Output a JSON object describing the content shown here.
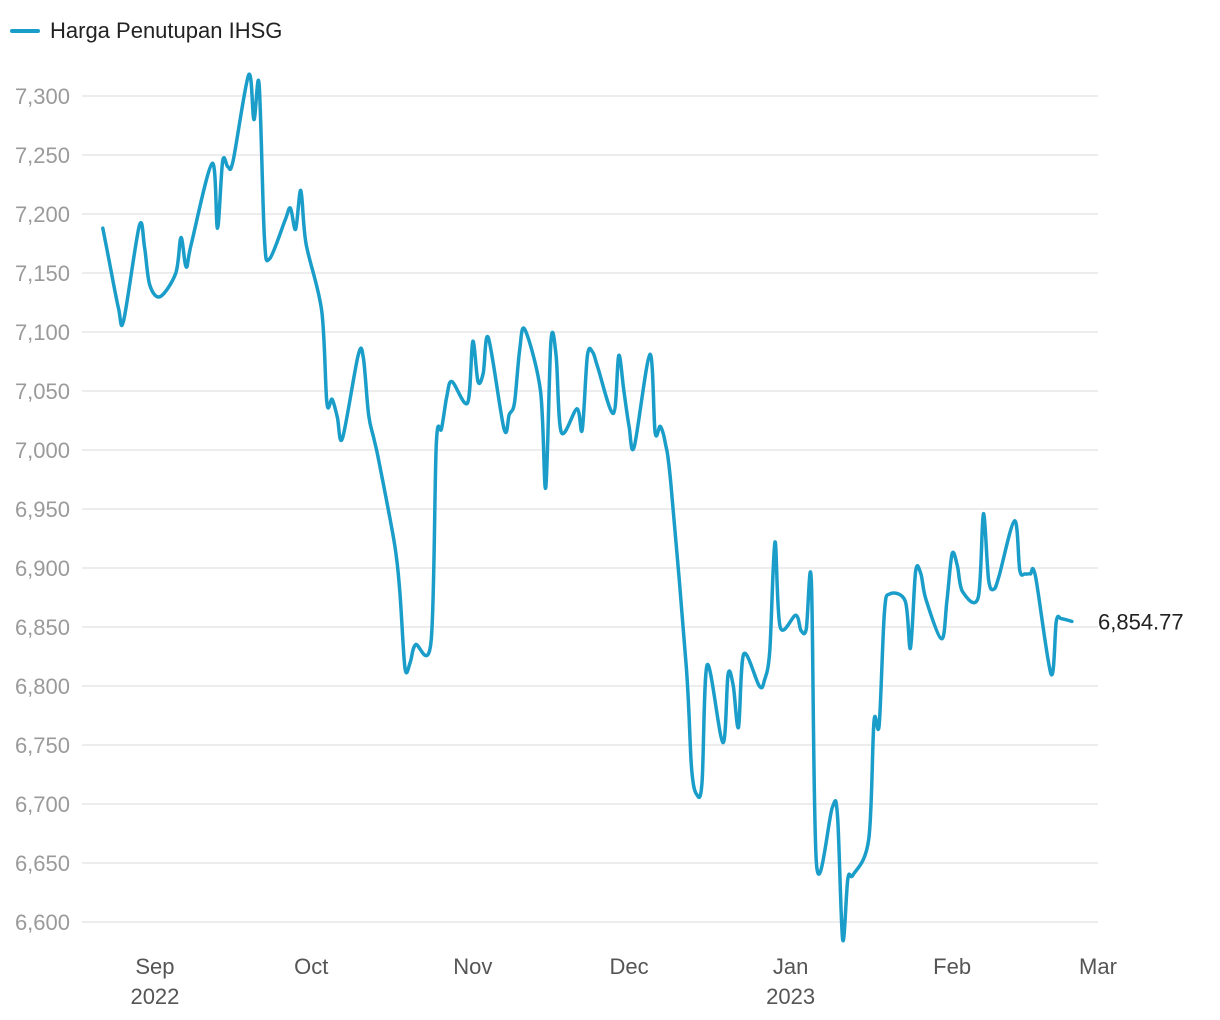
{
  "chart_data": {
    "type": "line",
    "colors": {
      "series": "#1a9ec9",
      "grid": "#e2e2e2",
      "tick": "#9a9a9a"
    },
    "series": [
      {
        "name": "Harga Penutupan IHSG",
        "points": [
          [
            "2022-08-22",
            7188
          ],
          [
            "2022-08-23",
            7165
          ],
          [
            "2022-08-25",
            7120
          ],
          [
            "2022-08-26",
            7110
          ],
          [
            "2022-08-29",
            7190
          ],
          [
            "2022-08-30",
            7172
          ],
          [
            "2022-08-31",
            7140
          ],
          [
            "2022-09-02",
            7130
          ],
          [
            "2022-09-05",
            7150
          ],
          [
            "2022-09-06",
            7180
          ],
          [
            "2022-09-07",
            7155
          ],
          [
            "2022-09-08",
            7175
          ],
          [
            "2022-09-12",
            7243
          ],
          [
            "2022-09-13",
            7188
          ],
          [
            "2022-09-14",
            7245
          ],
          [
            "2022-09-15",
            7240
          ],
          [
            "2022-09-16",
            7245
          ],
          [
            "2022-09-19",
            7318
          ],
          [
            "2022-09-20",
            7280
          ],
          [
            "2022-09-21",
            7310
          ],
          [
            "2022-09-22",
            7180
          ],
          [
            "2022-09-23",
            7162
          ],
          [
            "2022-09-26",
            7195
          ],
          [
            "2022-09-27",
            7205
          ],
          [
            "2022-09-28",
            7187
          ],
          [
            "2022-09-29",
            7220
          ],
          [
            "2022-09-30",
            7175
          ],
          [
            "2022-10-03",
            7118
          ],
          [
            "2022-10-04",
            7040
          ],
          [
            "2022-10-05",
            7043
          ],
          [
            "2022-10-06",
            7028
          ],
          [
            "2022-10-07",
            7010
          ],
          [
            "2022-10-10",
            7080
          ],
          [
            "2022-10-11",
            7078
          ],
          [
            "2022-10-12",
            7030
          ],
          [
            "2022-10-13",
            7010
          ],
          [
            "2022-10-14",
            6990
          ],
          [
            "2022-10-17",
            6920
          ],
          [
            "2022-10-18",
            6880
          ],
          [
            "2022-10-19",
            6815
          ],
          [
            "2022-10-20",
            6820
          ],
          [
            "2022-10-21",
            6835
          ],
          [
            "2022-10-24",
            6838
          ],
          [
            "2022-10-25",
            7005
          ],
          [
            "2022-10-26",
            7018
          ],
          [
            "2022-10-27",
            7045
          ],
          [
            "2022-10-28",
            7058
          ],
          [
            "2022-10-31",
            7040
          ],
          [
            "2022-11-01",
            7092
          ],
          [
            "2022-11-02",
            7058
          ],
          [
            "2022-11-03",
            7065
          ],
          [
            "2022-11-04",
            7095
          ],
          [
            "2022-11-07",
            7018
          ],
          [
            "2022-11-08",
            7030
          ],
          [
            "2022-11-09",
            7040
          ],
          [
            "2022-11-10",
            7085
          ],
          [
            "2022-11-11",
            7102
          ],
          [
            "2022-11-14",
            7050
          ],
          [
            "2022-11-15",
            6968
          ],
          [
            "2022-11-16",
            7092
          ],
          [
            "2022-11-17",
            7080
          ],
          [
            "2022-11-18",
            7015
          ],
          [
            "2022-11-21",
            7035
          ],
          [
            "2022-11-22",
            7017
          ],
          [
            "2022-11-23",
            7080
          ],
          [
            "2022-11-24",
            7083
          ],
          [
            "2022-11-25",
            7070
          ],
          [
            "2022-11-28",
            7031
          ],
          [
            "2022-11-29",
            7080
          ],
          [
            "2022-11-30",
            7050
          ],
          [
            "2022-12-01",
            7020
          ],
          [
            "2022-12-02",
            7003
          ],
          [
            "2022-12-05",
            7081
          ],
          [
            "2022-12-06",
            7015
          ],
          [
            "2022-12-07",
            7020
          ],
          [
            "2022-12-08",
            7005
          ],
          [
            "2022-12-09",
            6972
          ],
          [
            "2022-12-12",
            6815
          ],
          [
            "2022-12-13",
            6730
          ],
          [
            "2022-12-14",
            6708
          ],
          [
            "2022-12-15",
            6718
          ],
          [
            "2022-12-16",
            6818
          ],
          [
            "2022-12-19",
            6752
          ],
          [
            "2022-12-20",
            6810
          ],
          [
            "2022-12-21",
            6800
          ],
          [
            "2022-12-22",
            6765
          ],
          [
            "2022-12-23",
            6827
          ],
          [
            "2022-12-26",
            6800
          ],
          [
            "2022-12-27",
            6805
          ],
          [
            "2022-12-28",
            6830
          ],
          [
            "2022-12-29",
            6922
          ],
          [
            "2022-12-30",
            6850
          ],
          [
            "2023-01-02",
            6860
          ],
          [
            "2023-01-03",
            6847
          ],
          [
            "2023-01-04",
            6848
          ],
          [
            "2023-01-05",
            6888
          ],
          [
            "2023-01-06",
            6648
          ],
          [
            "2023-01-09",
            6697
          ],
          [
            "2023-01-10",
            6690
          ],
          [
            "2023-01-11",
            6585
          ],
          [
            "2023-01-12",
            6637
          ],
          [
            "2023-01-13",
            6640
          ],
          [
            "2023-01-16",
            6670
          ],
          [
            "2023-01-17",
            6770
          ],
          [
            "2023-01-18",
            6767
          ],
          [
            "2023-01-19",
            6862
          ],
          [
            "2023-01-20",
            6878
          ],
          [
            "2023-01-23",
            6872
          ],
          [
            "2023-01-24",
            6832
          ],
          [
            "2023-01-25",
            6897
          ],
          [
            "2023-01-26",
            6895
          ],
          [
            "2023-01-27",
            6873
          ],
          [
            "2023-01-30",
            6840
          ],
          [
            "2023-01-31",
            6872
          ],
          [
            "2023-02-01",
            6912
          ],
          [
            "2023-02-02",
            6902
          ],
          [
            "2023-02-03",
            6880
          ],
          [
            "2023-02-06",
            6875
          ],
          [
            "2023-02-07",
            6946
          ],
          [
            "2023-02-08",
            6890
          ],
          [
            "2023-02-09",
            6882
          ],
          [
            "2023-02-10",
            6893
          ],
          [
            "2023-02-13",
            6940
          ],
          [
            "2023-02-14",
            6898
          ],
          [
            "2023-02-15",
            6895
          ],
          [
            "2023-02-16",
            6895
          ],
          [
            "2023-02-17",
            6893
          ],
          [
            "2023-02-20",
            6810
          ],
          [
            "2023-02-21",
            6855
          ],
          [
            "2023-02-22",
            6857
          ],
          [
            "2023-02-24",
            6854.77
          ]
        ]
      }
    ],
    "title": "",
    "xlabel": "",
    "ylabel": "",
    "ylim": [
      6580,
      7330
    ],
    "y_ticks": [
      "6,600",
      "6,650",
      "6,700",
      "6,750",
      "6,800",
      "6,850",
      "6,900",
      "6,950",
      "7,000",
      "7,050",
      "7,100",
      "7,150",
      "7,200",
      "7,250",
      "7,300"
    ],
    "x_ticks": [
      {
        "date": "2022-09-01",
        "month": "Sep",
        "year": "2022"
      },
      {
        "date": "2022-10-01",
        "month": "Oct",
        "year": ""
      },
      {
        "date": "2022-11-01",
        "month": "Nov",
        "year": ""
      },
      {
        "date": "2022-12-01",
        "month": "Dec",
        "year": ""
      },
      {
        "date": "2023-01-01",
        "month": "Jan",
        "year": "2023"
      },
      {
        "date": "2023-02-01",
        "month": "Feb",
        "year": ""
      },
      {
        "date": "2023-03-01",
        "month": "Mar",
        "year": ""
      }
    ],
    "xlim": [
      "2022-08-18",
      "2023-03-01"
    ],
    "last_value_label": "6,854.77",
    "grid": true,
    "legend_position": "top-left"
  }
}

━━━

Written exercise
Copy each line above precisely, dropping the pictures.

Solution to this task
Output a JSON object describing the content shown here.
{
  "chart_data": {
    "type": "line",
    "colors": {
      "series": "#1a9ec9",
      "grid": "#e2e2e2",
      "tick": "#9a9a9a"
    },
    "series": [
      {
        "name": "Harga Penutupan IHSG",
        "points": [
          [
            "2022-08-22",
            7188
          ],
          [
            "2022-08-23",
            7165
          ],
          [
            "2022-08-25",
            7120
          ],
          [
            "2022-08-26",
            7110
          ],
          [
            "2022-08-29",
            7190
          ],
          [
            "2022-08-30",
            7172
          ],
          [
            "2022-08-31",
            7140
          ],
          [
            "2022-09-02",
            7130
          ],
          [
            "2022-09-05",
            7150
          ],
          [
            "2022-09-06",
            7180
          ],
          [
            "2022-09-07",
            7155
          ],
          [
            "2022-09-08",
            7175
          ],
          [
            "2022-09-12",
            7243
          ],
          [
            "2022-09-13",
            7188
          ],
          [
            "2022-09-14",
            7245
          ],
          [
            "2022-09-15",
            7240
          ],
          [
            "2022-09-16",
            7245
          ],
          [
            "2022-09-19",
            7318
          ],
          [
            "2022-09-20",
            7280
          ],
          [
            "2022-09-21",
            7310
          ],
          [
            "2022-09-22",
            7180
          ],
          [
            "2022-09-23",
            7162
          ],
          [
            "2022-09-26",
            7195
          ],
          [
            "2022-09-27",
            7205
          ],
          [
            "2022-09-28",
            7187
          ],
          [
            "2022-09-29",
            7220
          ],
          [
            "2022-09-30",
            7175
          ],
          [
            "2022-10-03",
            7118
          ],
          [
            "2022-10-04",
            7040
          ],
          [
            "2022-10-05",
            7043
          ],
          [
            "2022-10-06",
            7028
          ],
          [
            "2022-10-07",
            7010
          ],
          [
            "2022-10-10",
            7080
          ],
          [
            "2022-10-11",
            7078
          ],
          [
            "2022-10-12",
            7030
          ],
          [
            "2022-10-13",
            7010
          ],
          [
            "2022-10-14",
            6990
          ],
          [
            "2022-10-17",
            6920
          ],
          [
            "2022-10-18",
            6880
          ],
          [
            "2022-10-19",
            6815
          ],
          [
            "2022-10-20",
            6820
          ],
          [
            "2022-10-21",
            6835
          ],
          [
            "2022-10-24",
            6838
          ],
          [
            "2022-10-25",
            7005
          ],
          [
            "2022-10-26",
            7018
          ],
          [
            "2022-10-27",
            7045
          ],
          [
            "2022-10-28",
            7058
          ],
          [
            "2022-10-31",
            7040
          ],
          [
            "2022-11-01",
            7092
          ],
          [
            "2022-11-02",
            7058
          ],
          [
            "2022-11-03",
            7065
          ],
          [
            "2022-11-04",
            7095
          ],
          [
            "2022-11-07",
            7018
          ],
          [
            "2022-11-08",
            7030
          ],
          [
            "2022-11-09",
            7040
          ],
          [
            "2022-11-10",
            7085
          ],
          [
            "2022-11-11",
            7102
          ],
          [
            "2022-11-14",
            7050
          ],
          [
            "2022-11-15",
            6968
          ],
          [
            "2022-11-16",
            7092
          ],
          [
            "2022-11-17",
            7080
          ],
          [
            "2022-11-18",
            7015
          ],
          [
            "2022-11-21",
            7035
          ],
          [
            "2022-11-22",
            7017
          ],
          [
            "2022-11-23",
            7080
          ],
          [
            "2022-11-24",
            7083
          ],
          [
            "2022-11-25",
            7070
          ],
          [
            "2022-11-28",
            7031
          ],
          [
            "2022-11-29",
            7080
          ],
          [
            "2022-11-30",
            7050
          ],
          [
            "2022-12-01",
            7020
          ],
          [
            "2022-12-02",
            7003
          ],
          [
            "2022-12-05",
            7081
          ],
          [
            "2022-12-06",
            7015
          ],
          [
            "2022-12-07",
            7020
          ],
          [
            "2022-12-08",
            7005
          ],
          [
            "2022-12-09",
            6972
          ],
          [
            "2022-12-12",
            6815
          ],
          [
            "2022-12-13",
            6730
          ],
          [
            "2022-12-14",
            6708
          ],
          [
            "2022-12-15",
            6718
          ],
          [
            "2022-12-16",
            6818
          ],
          [
            "2022-12-19",
            6752
          ],
          [
            "2022-12-20",
            6810
          ],
          [
            "2022-12-21",
            6800
          ],
          [
            "2022-12-22",
            6765
          ],
          [
            "2022-12-23",
            6827
          ],
          [
            "2022-12-26",
            6800
          ],
          [
            "2022-12-27",
            6805
          ],
          [
            "2022-12-28",
            6830
          ],
          [
            "2022-12-29",
            6922
          ],
          [
            "2022-12-30",
            6850
          ],
          [
            "2023-01-02",
            6860
          ],
          [
            "2023-01-03",
            6847
          ],
          [
            "2023-01-04",
            6848
          ],
          [
            "2023-01-05",
            6888
          ],
          [
            "2023-01-06",
            6648
          ],
          [
            "2023-01-09",
            6697
          ],
          [
            "2023-01-10",
            6690
          ],
          [
            "2023-01-11",
            6585
          ],
          [
            "2023-01-12",
            6637
          ],
          [
            "2023-01-13",
            6640
          ],
          [
            "2023-01-16",
            6670
          ],
          [
            "2023-01-17",
            6770
          ],
          [
            "2023-01-18",
            6767
          ],
          [
            "2023-01-19",
            6862
          ],
          [
            "2023-01-20",
            6878
          ],
          [
            "2023-01-23",
            6872
          ],
          [
            "2023-01-24",
            6832
          ],
          [
            "2023-01-25",
            6897
          ],
          [
            "2023-01-26",
            6895
          ],
          [
            "2023-01-27",
            6873
          ],
          [
            "2023-01-30",
            6840
          ],
          [
            "2023-01-31",
            6872
          ],
          [
            "2023-02-01",
            6912
          ],
          [
            "2023-02-02",
            6902
          ],
          [
            "2023-02-03",
            6880
          ],
          [
            "2023-02-06",
            6875
          ],
          [
            "2023-02-07",
            6946
          ],
          [
            "2023-02-08",
            6890
          ],
          [
            "2023-02-09",
            6882
          ],
          [
            "2023-02-10",
            6893
          ],
          [
            "2023-02-13",
            6940
          ],
          [
            "2023-02-14",
            6898
          ],
          [
            "2023-02-15",
            6895
          ],
          [
            "2023-02-16",
            6895
          ],
          [
            "2023-02-17",
            6893
          ],
          [
            "2023-02-20",
            6810
          ],
          [
            "2023-02-21",
            6855
          ],
          [
            "2023-02-22",
            6857
          ],
          [
            "2023-02-24",
            6854.77
          ]
        ]
      }
    ],
    "title": "",
    "xlabel": "",
    "ylabel": "",
    "ylim": [
      6580,
      7330
    ],
    "y_ticks": [
      "6,600",
      "6,650",
      "6,700",
      "6,750",
      "6,800",
      "6,850",
      "6,900",
      "6,950",
      "7,000",
      "7,050",
      "7,100",
      "7,150",
      "7,200",
      "7,250",
      "7,300"
    ],
    "x_ticks": [
      {
        "date": "2022-09-01",
        "month": "Sep",
        "year": "2022"
      },
      {
        "date": "2022-10-01",
        "month": "Oct",
        "year": ""
      },
      {
        "date": "2022-11-01",
        "month": "Nov",
        "year": ""
      },
      {
        "date": "2022-12-01",
        "month": "Dec",
        "year": ""
      },
      {
        "date": "2023-01-01",
        "month": "Jan",
        "year": "2023"
      },
      {
        "date": "2023-02-01",
        "month": "Feb",
        "year": ""
      },
      {
        "date": "2023-03-01",
        "month": "Mar",
        "year": ""
      }
    ],
    "xlim": [
      "2022-08-18",
      "2023-03-01"
    ],
    "last_value_label": "6,854.77",
    "grid": true,
    "legend_position": "top-left"
  }
}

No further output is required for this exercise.